-- DOCUMENT EXCERPT --

---+---

The grass is greener on the other side. Have you heard that saying? Definitely heard it many, many, many a time. We don't know if you've heard it, but that's what we're going to be talking about in this week's episode of Get Real With the English Sisters the grass is green, yeah. Why is it? Yeah, why is it that when we look over that fence and we always think that whatever the other person has seems to be better than what we have? That's what it actually means. Yeah, it doesn't take for those who may not have heard of it. It means that whatever's on the other side, whatever someone else has, is better than what you've got, yeah, or not only what someone else has, all the things in general, all the opportunities.

Speaker 1:

You might be teaching in England. You're saying, oh well, I could have had that teaching job in Spain, for example. That's a good point. You're never quite satisfied with what you have because something else, or perhaps someone else, seems to be better for you. It seems to be shinier, yes, and what we're going to get at today, I think, is that that grass is greener on the other side. It could be an illusion, an illusion, or it could be fake grass, like that fake plastic grass, you might have the real grass, so it might just be an illusion. On all fronts, this grass is greener. Yeah, I think the same public came because if people wanted to have green grass, didn't they? They wanted to have the perfect lawn, yes, but how did they get that perfect lawn? I wonder? Yes, how did they get that perfect lawn? I wonder? Yes, because they watered it. They watered it and they tended to and they took care of it and they put a lot of hard work into it. Most likely, unless they're like these really, really rich people that have, like masses of gardeners or whatever. But then again, something happened behind the scenes that you're not aware of how the business was built, perhaps, perhaps it took years of sacrifice, or sometimes even inherited money has its pain behind it A lot. So, yes, so how do we really know? Is that grass really greener, you know, or is it?

---+---

-- RAW DATA --
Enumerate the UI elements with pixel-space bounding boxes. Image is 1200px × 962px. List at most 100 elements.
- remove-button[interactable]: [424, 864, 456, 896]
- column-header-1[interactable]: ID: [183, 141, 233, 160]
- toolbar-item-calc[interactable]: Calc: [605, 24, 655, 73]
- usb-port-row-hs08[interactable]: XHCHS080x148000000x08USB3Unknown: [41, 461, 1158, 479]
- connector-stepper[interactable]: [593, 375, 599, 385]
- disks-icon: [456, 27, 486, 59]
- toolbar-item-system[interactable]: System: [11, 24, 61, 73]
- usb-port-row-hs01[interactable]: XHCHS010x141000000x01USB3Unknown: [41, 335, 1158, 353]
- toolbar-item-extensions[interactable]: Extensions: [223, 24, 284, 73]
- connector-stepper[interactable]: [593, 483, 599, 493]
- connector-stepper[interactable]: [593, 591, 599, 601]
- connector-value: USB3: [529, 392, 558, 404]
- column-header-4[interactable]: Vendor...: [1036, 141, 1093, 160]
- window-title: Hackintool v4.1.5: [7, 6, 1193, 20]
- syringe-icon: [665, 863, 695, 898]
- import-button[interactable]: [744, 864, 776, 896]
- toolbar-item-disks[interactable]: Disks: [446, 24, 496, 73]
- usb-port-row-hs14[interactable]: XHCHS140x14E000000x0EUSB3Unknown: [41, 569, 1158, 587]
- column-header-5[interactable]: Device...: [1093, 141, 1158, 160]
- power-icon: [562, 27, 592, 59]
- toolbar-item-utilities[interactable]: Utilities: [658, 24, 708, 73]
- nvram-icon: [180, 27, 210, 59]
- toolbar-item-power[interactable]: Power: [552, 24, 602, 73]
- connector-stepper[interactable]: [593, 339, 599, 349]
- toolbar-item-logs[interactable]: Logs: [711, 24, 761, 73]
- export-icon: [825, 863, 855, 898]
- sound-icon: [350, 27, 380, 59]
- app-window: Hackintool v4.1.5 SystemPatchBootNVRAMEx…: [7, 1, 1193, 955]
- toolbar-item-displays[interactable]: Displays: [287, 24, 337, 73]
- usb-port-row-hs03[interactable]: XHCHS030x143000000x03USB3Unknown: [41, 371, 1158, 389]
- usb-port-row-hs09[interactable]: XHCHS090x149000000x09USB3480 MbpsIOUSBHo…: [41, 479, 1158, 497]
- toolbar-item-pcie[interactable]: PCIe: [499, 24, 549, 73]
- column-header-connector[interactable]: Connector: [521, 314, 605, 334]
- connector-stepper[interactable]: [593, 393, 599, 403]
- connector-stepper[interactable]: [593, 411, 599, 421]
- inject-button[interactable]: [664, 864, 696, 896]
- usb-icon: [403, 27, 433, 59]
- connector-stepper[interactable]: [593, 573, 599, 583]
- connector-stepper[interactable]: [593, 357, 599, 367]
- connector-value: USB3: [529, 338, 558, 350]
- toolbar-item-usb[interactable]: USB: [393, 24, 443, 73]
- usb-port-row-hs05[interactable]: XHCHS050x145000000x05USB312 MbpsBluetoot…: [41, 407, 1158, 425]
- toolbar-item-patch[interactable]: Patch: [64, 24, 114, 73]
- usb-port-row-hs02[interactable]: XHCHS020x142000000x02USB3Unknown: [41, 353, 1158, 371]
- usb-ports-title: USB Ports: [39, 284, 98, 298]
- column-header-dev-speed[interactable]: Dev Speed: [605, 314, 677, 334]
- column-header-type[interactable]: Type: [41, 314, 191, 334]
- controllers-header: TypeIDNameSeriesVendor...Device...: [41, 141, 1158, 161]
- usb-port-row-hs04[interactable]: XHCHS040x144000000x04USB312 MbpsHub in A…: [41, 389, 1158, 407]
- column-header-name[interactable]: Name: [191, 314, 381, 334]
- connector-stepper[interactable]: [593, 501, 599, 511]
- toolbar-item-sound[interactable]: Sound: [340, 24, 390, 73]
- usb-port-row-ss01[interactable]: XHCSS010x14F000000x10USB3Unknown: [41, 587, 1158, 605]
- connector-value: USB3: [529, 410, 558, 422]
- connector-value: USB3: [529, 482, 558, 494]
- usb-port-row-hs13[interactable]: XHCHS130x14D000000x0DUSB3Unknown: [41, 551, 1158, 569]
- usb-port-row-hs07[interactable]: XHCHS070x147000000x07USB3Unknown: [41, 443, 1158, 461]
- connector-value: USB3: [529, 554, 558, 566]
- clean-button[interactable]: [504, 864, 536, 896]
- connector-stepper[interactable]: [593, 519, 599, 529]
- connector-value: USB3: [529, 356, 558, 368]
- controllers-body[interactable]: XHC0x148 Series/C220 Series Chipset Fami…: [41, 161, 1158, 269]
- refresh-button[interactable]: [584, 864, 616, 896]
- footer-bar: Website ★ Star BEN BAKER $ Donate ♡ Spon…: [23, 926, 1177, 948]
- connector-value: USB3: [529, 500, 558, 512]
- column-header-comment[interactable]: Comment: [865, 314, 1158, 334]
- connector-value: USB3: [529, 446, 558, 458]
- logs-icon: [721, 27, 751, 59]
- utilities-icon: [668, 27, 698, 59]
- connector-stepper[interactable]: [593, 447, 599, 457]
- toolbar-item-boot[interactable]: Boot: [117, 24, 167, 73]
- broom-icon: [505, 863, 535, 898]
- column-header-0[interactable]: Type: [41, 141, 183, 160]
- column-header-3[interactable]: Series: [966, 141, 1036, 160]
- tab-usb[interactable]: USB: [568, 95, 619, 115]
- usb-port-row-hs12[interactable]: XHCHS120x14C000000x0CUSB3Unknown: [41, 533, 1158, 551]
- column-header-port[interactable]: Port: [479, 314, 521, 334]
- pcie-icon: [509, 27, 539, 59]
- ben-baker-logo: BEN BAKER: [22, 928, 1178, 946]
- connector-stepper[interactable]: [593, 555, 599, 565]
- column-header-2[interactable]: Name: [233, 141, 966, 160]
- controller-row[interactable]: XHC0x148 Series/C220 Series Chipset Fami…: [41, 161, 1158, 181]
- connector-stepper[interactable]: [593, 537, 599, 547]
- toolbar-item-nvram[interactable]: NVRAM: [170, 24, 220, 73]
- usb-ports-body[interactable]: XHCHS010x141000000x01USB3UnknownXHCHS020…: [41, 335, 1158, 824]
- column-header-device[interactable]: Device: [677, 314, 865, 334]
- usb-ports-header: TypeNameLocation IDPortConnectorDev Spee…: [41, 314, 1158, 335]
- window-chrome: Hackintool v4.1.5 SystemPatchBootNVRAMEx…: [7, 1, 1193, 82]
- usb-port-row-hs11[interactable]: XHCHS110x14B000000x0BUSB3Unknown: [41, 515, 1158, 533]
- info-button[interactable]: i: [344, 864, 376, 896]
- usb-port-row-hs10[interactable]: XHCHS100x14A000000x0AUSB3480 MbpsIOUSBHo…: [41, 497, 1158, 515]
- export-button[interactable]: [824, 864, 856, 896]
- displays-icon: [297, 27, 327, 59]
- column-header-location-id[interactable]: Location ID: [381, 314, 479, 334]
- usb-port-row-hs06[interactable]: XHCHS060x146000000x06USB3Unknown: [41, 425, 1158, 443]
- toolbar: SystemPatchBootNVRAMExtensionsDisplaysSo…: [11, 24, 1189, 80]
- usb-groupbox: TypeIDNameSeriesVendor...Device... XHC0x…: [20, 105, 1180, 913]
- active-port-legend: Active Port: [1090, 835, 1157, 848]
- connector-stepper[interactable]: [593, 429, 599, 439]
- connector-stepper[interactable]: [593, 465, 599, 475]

---+---

-- SET TASKS --
(a) From the grass-is-greener podcast transcript, list every action the speakers say people took to get the perfect lawn.
(b) Check each statement against the grass-is-greener podcast transcript. Answer yes or no, and quote the words that decide it.
(i) The speakers suggest the greener grass might be fake plastic grass.
(ii) The teaching job given as an example is located in France.
(iii) The speakers say inherited money never carries any pain.
(c) Extend the grass-is-greener podcast transcript, picking up right after its final sentence.

-- REPLIES --
(a)
- watered it
- tended to it
- took care of it
- put a lot of hard work into it

(b)
(i) Yes: "it could be fake grass, like that fake plastic grass"
(ii) No: "I could have had that teaching job in Spain"
(iii) No: "sometimes even inherited money has its pain behind it"

(c)
Speaker 1:

I think most of the time it's an illusion, because I think if we take the time to water our own grass, exactly, it would be just as green and luscious and grow just as well. Exactly what we're trying to do, by thinking that somewhere else, someone else, is better, is we're falling into a bit of a trap really, and it's a dangerous trap to be because it's always going to make us feel unsatisfied. The feeling of not having enough or not being enough can be very devastating. Yeah, and I think also, maybe, if not like the feeling of, say, looking over, if you've got like friends that say really what you consider to be really lovely relationships, yeah, and then you might look at your own relationship and wish I wish my partner would do that, yes, I wish they would be like that. Yeah, why aren't they like that? Why don't they do that? Why aren't they so sweet and loving? Yeah, you're always wanting something else. Instead of watering the actual relationship that you do have and cultivating and communicating with that person, expressing your, you're comparing them to someone else. That's a very difficult comparison and you're never satisfied with what you have Exactly. You never actually want what you have, which apparently is a secret to happiness to want what you already have.

Speaker 1:

And how many people like this you know it's a very large population live like this with the grass is greener kind of syndrome. We want to call it a syndrome? I would think it definitely is. I think you have to be aware of it because it is like a syndrome. It can come up, it can pop up into your life and it can just sort of radiate in all kind of different aspects from work, from work, from how much someone else earns to how much you're earning, to how, to what you look like compared to someone else Exactly. Why can't I be like that Blah blah.

Speaker 1:

The clothes they have you don't have. It's endless, endless about anything. It's so tiring, isn't it? It's exhausting, exhausting and a lot of the time it's fake. What you're seeing is fake. It could be on social media. That's fake. It's like the green grass. That's fake. It's plastic. No wonder it looks so brilliant. It's literally fake. So it's not always real. This grass we're imagining to be so beautiful and those people's lives that we see in the reels and everything is oh, beautiful, sunset, blah, blah, blah, blah. No, it's fake. It's fake.

Speaker 1:

So why do you really want to go there, to this fake land? Yeah, when you've got a real land that you need to cultivate, you need to look after and water it, and it will be beautiful, with all its imperfections. I must say, all its imperfections, all its imperfections make it perfect For you. For you, yes, they make it perfectly imperfect, just the right way that humans are designed to live in a bit of a chaos, like nature is chaos. There is chaos all around us and we try and fit it all in and make it all so shiny and perfect. Yes, and it's not.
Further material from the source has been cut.